WHAT TO DO:
(a) In the home-cooking essay, how often did the writer cook when at their most organized?
(b) Pick up the home-cooking essay after its final sentence and keep writing it.

I’m not too hard on myself now because I know this is not unusual: patching the surface to get by is more the norm than the exception. (Lie #1 I told myself.)

Something about moving to Florida and getting distance from the usual comforts forced me to take more action on the root of things instead of patching the side effects. Someone very close to me participates in a 12-step program, and while I don’t need the program for addictions, the tenets have proved helpful in my own search to live life more deliberately and less reactionary.

Lie #2: I don’t have my shit together enough to cook real meals every night.

This  turned out to be a true lie. At my most organized, I cooked maybe three times a week. That merited celebration; mostly, I considered myself a food-preparer. Or a taker-outer. Or a throw-a-party-to-inspire-cooking-er.

I wanted to cook at home because I knew it was healthier, less expensive, and more satisfying than the-dinner-less-planned.

Inspired by my sister who preps and shops for her family of five on the weekends, I vowed to do the same. We are two people with a cat: it’s a little embarrassing if we can’t figure this out.

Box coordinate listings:
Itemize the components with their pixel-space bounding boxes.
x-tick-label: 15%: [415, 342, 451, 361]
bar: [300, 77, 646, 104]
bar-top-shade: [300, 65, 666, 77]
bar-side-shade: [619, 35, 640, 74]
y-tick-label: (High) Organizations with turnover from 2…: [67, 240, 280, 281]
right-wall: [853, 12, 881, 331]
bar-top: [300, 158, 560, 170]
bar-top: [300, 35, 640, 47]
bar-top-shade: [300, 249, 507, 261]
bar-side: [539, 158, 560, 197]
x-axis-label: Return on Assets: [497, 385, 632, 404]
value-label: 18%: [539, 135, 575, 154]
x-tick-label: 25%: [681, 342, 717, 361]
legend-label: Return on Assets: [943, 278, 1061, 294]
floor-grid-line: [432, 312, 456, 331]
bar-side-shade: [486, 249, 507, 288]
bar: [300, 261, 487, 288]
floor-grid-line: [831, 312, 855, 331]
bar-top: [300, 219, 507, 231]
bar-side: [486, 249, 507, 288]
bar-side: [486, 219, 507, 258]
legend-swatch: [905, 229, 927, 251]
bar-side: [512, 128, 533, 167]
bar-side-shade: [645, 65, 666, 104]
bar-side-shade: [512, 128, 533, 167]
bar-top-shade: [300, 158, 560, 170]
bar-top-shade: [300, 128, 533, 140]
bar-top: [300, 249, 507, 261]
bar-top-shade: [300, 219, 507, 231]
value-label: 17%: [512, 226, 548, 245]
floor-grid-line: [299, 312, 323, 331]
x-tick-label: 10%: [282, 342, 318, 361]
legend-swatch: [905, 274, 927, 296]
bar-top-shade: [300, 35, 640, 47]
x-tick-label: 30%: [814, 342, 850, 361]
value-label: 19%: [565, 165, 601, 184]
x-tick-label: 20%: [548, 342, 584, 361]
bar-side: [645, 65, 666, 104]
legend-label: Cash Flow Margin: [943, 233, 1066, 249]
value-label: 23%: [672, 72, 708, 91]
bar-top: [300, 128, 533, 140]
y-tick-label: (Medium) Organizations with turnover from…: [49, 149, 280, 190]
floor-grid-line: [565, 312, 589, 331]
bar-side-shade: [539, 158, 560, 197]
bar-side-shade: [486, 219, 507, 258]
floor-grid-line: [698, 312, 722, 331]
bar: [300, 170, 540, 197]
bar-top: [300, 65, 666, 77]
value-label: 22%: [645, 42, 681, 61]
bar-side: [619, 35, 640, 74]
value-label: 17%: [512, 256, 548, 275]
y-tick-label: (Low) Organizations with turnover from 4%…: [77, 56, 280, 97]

REPLIES:
(a) Maybe three times a week.

(b)
In order to be a person who cooks every night, I had to learn to be a person who plans to cook every night. This meant sitting down every weekend and churning those collected recipes on Pinterest into a menu, and transforming that menu into a grocery list. Going to the grocery store only once a week meant we couldn’t talk ourselves out of cooking because everything we needed was right there in our refrigerator.

Also, once a week? At our old apartment, people at our local Publix started to know us because either Aaron or I was there every.single.day. Meal planning  equaled phone calls after work to each other asking who was going to deal with that mess?

Now we cook 5-6 nights a week, save money, and wear smaller pants.

Issues of frugality and health aside, cooking is creating. By doing it regularly, I experiment with ingredients I’ve never used, and methods that once intimidated me. I’m on month seven of being a cooker, and I love the process as much as the end result.  But there are times I hate it and it feels like work, just like writing. I used to wait until I was inspired to cook; now I do it as habit.

Since no one is asking me to write, I have to boss myself around.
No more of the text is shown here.